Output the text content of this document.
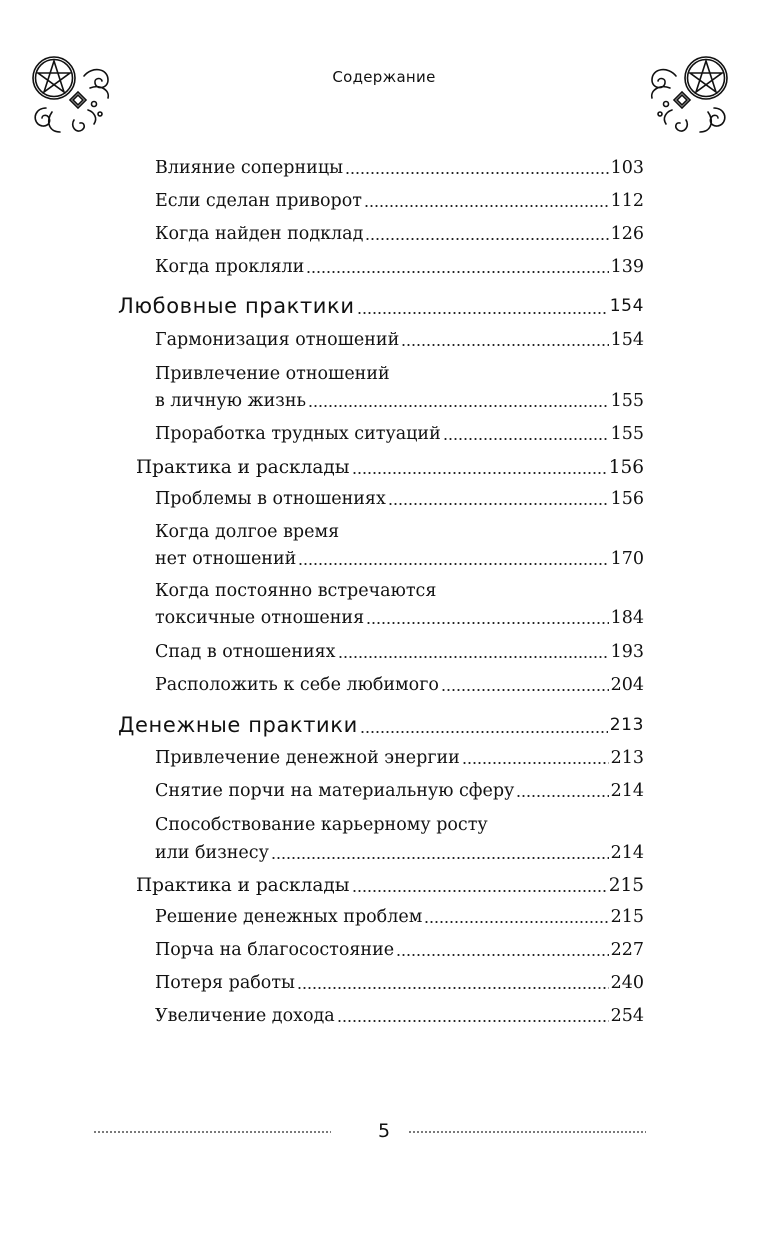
Содержание
Влияние соперницы	103
Если сделан приворот	112
Когда найден подклад	126
Когда прокляли	139
Любовные практики	154
Гармонизация отношений	154
Привлечение отношений
в личную жизнь	155
Проработка трудных ситуаций	155
Практика и расклады	156
Проблемы в отношениях	156
Когда долгое время
нет отношений	170
Когда постоянно встречаются
токсичные отношения	184
Спад в отношениях	193
Расположить к себе любимого	204
Денежные практики	213
Привлечение денежной энергии	213
Снятие порчи на материальную сферу	214
Способствование карьерному росту
или бизнесу	214
Практика и расклады	215
Решение денежных проблем	215
Порча на благосостояние	227
Потеря работы	240
Увеличение дохода	254
5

--------------------------------

Work through the records line by line and tally those with the word "Привлечение". Report only the total.

2